▶ **Document passage**:
════════════════════

Among the short films, there are also countries represented as Panama and Ecuador. Genres range from documentaries, fiction and pieces that celebrate music. The catalog included several dance films, two highlighting Flamenco and one about Tango music from Argentina.
According to Avilés, in an interview by GBH, the issues covered by this indie film festival explore themes that cut across Latin identity in general, beyond the particular problems of each country or region, such as immigration, loneliness or loss of affections:
"...there's a lot of themes around solitude and loneliness and being an immigrant here. There's themes around being an immigrant in the United States and not feeling quite like you're part of the United States. There is another film around having lost a husband, so the themes of that program was about solitude in its many iterations. Hence the title, "Cien Años de Soledad"—"One Hundred Years of Solitude", which talks about solitude, but it also hearkens to the novel by Gabriel Garcia Marquez." said Avilés.

════════════════════

▶ **Raw data**:
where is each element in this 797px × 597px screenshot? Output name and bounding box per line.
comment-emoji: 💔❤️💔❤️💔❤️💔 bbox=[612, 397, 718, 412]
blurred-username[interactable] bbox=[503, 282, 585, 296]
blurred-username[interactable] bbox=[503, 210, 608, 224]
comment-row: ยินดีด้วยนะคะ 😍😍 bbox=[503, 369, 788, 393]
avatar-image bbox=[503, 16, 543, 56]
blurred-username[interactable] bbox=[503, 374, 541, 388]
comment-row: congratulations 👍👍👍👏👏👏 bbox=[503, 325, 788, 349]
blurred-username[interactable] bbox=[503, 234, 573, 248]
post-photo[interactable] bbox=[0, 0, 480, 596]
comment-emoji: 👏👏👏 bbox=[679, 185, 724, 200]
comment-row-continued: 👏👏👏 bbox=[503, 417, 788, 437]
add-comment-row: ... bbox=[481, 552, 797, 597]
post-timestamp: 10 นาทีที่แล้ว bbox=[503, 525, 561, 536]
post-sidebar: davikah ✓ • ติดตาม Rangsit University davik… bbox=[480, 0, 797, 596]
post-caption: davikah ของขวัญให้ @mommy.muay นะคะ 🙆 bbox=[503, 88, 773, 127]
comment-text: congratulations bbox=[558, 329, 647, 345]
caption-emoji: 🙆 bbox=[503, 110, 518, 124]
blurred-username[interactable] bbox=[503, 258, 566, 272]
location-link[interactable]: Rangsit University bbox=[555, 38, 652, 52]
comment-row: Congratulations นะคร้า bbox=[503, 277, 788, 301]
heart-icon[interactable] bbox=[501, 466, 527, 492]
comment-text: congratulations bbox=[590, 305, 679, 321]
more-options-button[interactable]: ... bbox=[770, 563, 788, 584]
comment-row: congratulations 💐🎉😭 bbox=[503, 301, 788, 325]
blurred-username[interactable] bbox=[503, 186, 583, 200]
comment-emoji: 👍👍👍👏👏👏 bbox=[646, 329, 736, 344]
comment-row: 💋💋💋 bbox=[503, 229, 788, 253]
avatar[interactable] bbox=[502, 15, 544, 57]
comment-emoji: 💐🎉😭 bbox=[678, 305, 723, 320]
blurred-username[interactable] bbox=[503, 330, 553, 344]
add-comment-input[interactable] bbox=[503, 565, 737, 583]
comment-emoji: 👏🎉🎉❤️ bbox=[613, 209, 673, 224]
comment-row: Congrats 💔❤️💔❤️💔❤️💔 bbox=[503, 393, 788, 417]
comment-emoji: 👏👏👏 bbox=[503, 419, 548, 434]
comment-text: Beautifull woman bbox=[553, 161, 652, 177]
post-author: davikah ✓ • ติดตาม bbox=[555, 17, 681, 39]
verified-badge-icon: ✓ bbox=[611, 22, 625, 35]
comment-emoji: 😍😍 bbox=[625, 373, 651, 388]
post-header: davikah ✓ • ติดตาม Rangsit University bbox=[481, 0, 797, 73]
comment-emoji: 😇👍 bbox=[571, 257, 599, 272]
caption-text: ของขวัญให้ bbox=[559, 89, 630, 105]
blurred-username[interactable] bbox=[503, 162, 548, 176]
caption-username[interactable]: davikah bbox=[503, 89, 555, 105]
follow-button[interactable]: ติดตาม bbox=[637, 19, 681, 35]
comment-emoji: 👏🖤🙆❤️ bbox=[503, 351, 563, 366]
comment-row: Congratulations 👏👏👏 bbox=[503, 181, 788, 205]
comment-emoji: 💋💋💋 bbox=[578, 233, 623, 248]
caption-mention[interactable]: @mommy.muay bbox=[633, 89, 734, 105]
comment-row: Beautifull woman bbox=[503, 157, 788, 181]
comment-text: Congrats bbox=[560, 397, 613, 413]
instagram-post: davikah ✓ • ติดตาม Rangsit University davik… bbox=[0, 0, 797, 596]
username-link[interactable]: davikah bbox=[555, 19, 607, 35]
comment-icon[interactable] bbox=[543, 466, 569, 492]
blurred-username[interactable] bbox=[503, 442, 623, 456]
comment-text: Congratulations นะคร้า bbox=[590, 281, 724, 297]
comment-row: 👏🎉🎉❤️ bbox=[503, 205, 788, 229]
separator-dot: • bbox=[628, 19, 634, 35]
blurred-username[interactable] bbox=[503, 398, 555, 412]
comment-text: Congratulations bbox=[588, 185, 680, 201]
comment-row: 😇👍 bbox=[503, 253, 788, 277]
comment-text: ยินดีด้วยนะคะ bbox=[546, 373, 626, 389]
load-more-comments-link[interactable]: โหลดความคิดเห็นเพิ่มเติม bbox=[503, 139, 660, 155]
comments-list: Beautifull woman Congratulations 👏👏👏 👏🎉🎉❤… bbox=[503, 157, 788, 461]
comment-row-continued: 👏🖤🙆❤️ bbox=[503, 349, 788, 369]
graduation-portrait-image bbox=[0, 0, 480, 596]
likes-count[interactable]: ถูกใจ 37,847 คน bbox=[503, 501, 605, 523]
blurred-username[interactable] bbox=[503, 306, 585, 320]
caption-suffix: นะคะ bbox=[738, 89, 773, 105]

════════════════════

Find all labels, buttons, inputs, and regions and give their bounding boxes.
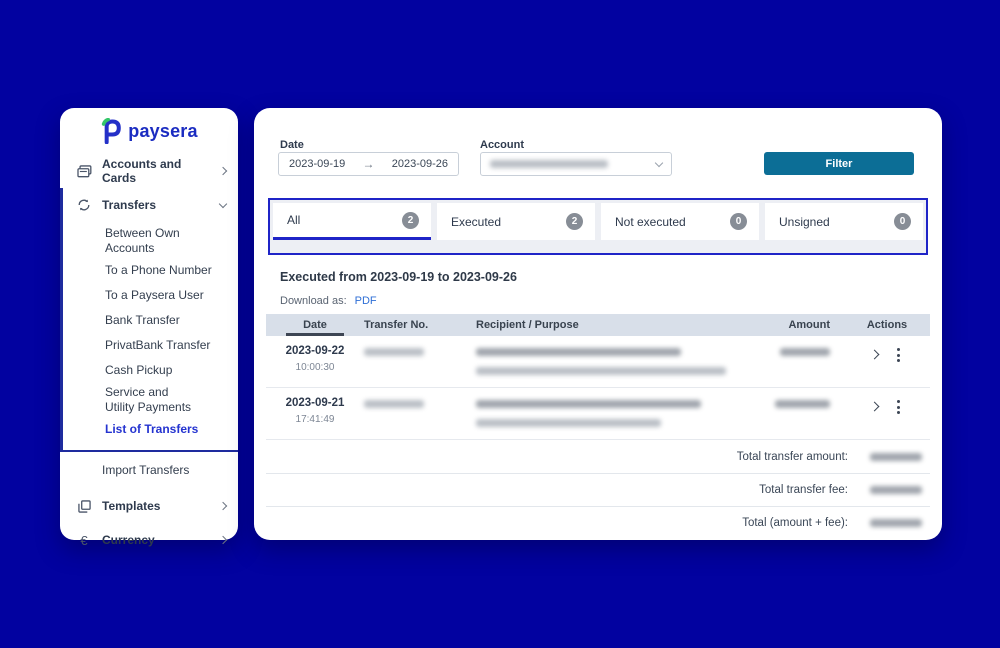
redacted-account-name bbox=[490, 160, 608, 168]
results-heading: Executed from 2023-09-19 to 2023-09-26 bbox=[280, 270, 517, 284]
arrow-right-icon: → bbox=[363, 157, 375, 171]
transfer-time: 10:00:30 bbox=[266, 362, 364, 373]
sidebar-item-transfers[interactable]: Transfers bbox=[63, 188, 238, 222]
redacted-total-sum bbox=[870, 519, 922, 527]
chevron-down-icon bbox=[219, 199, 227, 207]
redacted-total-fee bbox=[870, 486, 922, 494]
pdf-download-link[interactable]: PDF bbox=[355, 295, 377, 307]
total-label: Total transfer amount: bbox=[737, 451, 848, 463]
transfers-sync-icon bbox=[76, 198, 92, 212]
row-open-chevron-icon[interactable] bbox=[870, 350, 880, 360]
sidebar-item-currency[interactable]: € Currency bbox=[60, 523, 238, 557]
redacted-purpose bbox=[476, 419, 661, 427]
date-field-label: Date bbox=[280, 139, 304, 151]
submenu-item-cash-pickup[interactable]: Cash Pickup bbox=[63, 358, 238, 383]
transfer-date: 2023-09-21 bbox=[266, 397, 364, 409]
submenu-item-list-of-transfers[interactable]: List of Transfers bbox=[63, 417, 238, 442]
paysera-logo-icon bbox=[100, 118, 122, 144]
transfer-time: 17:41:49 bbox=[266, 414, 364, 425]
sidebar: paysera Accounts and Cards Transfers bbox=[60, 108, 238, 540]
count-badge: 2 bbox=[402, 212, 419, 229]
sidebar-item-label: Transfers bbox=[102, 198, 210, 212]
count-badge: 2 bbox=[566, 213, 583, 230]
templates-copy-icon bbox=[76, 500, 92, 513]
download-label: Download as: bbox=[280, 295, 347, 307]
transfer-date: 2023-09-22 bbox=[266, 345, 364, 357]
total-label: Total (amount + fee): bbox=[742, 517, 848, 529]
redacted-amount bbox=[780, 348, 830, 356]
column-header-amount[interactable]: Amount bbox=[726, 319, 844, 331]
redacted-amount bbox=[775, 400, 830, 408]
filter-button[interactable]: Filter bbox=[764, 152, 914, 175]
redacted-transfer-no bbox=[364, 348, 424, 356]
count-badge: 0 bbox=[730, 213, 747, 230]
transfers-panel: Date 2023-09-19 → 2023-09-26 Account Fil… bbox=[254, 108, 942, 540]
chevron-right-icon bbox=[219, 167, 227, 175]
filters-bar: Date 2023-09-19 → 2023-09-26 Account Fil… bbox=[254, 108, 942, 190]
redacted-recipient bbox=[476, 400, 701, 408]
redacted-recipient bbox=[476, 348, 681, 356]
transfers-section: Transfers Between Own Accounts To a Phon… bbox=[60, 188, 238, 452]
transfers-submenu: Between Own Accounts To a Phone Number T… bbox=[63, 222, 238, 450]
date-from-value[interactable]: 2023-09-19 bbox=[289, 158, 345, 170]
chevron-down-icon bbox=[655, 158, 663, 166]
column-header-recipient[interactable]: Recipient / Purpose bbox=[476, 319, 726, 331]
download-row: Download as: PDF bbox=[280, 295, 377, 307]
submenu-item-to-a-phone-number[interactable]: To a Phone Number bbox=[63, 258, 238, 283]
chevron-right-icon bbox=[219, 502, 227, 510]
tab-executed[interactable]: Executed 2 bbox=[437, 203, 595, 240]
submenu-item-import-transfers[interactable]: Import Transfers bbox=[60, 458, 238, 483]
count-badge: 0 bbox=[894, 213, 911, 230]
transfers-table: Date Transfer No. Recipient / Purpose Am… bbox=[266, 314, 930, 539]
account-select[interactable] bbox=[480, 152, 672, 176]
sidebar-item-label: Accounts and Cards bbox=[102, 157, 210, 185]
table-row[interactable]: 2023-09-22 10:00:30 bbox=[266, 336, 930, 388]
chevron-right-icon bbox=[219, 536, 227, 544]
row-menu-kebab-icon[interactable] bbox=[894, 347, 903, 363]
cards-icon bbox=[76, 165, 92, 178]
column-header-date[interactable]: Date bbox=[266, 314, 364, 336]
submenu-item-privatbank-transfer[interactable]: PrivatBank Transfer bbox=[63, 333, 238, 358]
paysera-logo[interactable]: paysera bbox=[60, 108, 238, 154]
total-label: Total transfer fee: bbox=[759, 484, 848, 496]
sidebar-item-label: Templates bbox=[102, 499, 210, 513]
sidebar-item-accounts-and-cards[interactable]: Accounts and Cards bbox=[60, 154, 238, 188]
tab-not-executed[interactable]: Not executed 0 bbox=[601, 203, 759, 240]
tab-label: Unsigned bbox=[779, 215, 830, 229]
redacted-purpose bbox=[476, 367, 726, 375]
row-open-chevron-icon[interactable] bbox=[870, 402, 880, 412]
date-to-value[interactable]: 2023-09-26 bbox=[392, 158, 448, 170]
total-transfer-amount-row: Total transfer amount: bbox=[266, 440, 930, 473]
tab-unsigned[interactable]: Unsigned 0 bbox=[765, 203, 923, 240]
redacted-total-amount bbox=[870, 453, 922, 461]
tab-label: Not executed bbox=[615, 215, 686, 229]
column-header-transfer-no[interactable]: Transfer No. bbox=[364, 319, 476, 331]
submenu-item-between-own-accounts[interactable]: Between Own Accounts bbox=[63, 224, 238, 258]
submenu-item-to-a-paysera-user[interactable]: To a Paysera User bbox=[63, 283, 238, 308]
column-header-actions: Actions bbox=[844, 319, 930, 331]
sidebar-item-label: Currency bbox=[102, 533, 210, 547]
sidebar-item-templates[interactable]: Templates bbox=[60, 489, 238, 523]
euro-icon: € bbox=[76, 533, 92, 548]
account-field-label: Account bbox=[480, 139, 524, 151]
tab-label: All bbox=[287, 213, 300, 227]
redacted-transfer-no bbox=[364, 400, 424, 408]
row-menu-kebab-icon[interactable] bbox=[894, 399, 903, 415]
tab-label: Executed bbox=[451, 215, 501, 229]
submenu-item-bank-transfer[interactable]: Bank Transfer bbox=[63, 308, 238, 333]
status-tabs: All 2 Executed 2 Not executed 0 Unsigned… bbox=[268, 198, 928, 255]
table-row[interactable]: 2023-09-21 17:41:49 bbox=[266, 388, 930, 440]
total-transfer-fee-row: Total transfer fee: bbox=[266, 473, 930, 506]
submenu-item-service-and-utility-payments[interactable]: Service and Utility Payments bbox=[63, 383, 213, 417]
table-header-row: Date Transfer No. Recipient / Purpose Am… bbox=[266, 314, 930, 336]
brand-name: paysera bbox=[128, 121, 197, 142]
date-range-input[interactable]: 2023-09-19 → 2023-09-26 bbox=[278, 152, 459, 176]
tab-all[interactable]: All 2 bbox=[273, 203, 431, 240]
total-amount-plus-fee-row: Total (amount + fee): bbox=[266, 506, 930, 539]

════════════════════

▶ **Task set**:
• A. In the film festival passage, how many of the dance films highlight Flamenco, and what is the other one about?
• B. Translate this sentence from the film festival passage into Spanish: "Genres range from documentaries, fiction and pieces that celebrate music."
• C. Pick up the film festival passage right after its last sentence and keep writing it.

▶ **Response list**:
• A. Two highlight Flamenco, and the other one is about Tango music from Argentina.

• B. Los géneros van desde documentales y ficción hasta piezas que celebran la música.

• C.
"I thought it was an opportunity to really merge those two worlds and create something that I see hopefully morphing into a festival that not only embraces issues around social justice, and around the challenges that we face as a community, but also that truly celebrates the arts and who we are as artists. Because a lot of times, people first find out about the Latino culture through arts and culture. And then after that, after they've gotten their foot in the door if you will, then they find out that we are a rich and very complex group of people." she said.
Beyond certain themes that run like an invisible thread through the various identities that make up the Latino community, the festival seeks to bring to Boston screens some unique and metaphorical visual narratives that can account for the differences, complexities and sometimes contradictions that "Latinos" as a culture entails. In a TV interview for GBH News, Avilés also points out that the curation of the stories sought to reverse cinema's mainstream narrative that portrays the Latino identity in a stereotyped perspective.